- _Your objective_
Take the data that follows and retype it word for word.

+---+

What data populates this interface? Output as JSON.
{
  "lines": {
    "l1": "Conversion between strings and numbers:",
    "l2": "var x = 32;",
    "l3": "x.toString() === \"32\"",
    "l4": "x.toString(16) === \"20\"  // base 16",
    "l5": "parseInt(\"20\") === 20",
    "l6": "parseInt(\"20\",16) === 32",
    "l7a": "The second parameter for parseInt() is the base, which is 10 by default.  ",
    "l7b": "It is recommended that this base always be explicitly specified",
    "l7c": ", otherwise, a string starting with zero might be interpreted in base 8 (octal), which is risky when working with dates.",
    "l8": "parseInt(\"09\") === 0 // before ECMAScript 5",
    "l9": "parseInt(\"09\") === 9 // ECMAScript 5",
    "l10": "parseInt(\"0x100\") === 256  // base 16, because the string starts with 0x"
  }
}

+---+

- _Correct answer_
What data populates this interface? Output as JSON.
{
  "lines": {
    "l1": "Conversion between strings and numbers:",
    "l2": "var x = 32;",
    "l3": "x.toString() === \"32\"",
    "l4": "x.toString(16) === \"20\"  // base 16",
    "l5": "parseInt(\"20\") === 20",
    "l6": "parseInt(\"20\",16) === 32",
    "l7a": "The second parameter for parseInt() is the base, which is 10 by default.  ",
    "l7b": "It is recommended that this base always be explicitly specified",
    "l7c": ", otherwise, a string starting with zero might be interpreted in base 8 (octal), which is risky when working with dates.",
    "l8": "parseInt(\"09\") === 0 // before ECMAScript 5",
    "l9": "parseInt(\"09\") === 9 // ECMAScript 5",
    "l10": "parseInt(\"0x100\") === 256  // base 16, because the string starts with 0x"
  }
}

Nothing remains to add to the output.